* [CHALLENGE]:
Work through the data and report how many lines include the string "Output", giving the number alone.
** Start **
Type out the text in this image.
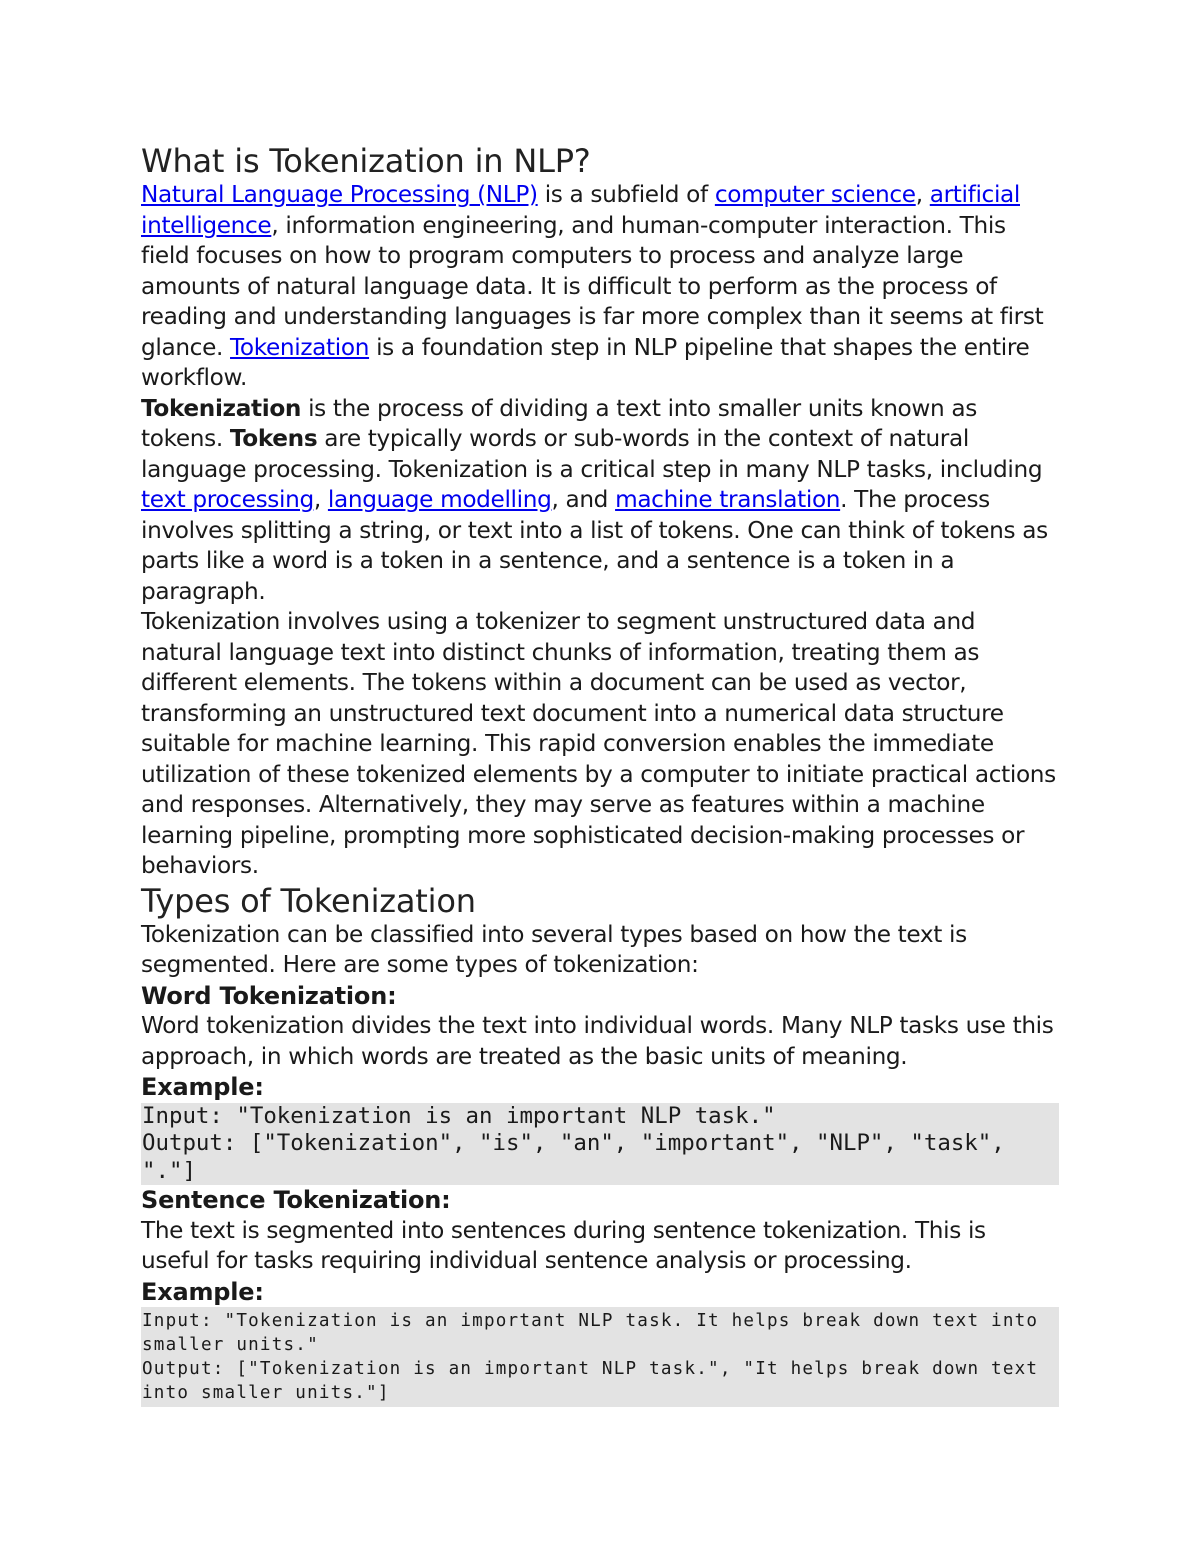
What is Tokenization in NLP?

Natural Language Processing (NLP) is a subfield of computer science, artificial intelligence, information engineering, and human-computer interaction. This field focuses on how to program computers to process and analyze large amounts of natural language data. It is difficult to perform as the process of reading and understanding languages is far more complex than it seems at first glance. Tokenization is a foundation step in NLP pipeline that shapes the entire workflow.

Tokenization is the process of dividing a text into smaller units known as tokens. Tokens are typically words or sub-words in the context of natural language processing. Tokenization is a critical step in many NLP tasks, including text processing, language modelling, and machine translation. The process involves splitting a string, or text into a list of tokens. One can think of tokens as parts like a word is a token in a sentence, and a sentence is a token in a paragraph.

Tokenization involves using a tokenizer to segment unstructured data and natural language text into distinct chunks of information, treating them as different elements. The tokens within a document can be used as vector, transforming an unstructured text document into a numerical data structure suitable for machine learning. This rapid conversion enables the immediate utilization of these tokenized elements by a computer to initiate practical actions and responses. Alternatively, they may serve as features within a machine learning pipeline, prompting more sophisticated decision-making processes or behaviors.

Types of Tokenization

Tokenization can be classified into several types based on how the text is segmented. Here are some types of tokenization:

Word Tokenization:

Word tokenization divides the text into individual words. Many NLP tasks use this approach, in which words are treated as the basic units of meaning.

Example:
Input: "Tokenization is an important NLP task."
Output: ["Tokenization", "is", "an", "important", "NLP", "task", "."]
Sentence Tokenization:

The text is segmented into sentences during sentence tokenization. This is useful for tasks requiring individual sentence analysis or processing.

Example:
Input: "Tokenization is an important NLP task. It helps break down text into smaller units."
Output: ["Tokenization is an important NLP task.", "It helps break down text into smaller units."]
** End **
* [RESULT FOR THIS TASK]:
2